▶ _Exercises_:
**A)** According to the passage on battlements, what are the solid widths between the crenels called?
**B)** Reproduce the battlements passage word for word, everything from "The solid widths" down to "protected fighting platform.".

▶ _Passage provided_:

Battlement in the coat of arms of Seinäjoki in Finland

A battlement, in defensive architecture, such as that of city walls or castles, comprises a parapet (a defensive low wall between chest-height and head-height), in which gaps or indentations, which are often rectangular, occur at intervals to allow for the launch of arrows or other projectiles from within the defences. These gaps are termed embrasures, also called crenels or crenelles, and a wall or building with them is described as crenellated; alternative older terms are castellated and embattled. The act of adding crenels to a previously unbroken parapet is termed crenellation.

The function of battlements in war is to protect the defenders by giving them part of the parapet to hide behind, from which they can quickly expose themselves to launch projectiles, then retreat behind the parapet. A defensive building might be designed and built with battlements, or a manor house might be fortified by adding battlements, where no parapet previously existed, or cutting crenellations into its existing parapet wall. A distinctive feature of late medieval English church architecture is to crenellate the tops of church towers, and often the tops of lower walls. These are essentially decorative rather than functional, as are many examples on secular buildings.

The solid widths between the crenels are called merlons. Battlements on walls have protected walkways, termed chemin de ronde, behind them. On tower or building tops, the often flat roof is used as a protected fighting platform.

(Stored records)
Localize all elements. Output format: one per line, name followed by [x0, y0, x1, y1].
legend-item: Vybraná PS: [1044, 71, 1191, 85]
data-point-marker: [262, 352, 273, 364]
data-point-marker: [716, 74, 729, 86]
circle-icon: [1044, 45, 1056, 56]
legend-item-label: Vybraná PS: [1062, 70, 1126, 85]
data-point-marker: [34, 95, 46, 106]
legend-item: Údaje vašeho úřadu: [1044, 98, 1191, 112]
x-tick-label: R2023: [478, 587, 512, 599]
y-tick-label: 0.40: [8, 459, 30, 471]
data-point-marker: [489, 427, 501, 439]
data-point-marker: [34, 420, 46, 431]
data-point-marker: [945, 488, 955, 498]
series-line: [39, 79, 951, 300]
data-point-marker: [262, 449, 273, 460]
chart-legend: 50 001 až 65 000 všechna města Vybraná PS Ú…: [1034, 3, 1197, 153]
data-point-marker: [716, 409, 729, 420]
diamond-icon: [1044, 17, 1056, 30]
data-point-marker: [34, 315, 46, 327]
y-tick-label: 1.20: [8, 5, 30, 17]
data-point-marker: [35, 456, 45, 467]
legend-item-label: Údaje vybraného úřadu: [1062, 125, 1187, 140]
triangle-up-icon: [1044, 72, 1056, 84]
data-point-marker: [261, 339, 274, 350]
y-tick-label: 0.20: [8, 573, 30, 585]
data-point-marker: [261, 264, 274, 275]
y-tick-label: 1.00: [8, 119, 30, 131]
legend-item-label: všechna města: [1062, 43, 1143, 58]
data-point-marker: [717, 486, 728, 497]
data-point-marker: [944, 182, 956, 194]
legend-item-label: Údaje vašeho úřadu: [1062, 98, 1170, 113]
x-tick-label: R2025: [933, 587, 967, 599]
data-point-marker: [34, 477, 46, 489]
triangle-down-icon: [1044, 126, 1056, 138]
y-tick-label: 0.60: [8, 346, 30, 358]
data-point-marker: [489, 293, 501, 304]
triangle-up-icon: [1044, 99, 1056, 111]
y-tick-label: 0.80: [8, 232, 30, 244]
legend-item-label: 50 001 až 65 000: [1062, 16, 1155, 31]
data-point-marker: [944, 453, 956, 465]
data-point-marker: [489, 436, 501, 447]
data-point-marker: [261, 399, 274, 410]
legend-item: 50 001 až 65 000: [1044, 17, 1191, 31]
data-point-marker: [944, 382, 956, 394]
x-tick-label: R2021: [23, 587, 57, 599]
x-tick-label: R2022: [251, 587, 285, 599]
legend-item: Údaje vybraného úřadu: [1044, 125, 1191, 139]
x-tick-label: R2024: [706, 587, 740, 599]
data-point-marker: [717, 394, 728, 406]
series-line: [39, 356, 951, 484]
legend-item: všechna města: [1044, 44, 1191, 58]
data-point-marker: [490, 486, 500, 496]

▶ _Results of the exercise_:
**A)** They are called merlons.

**B)**
The solid widths between the crenels are called merlons. Battlements on walls have protected walkways, termed chemin de ronde, behind them. On tower or building tops, the often flat roof is used as a protected fighting platform.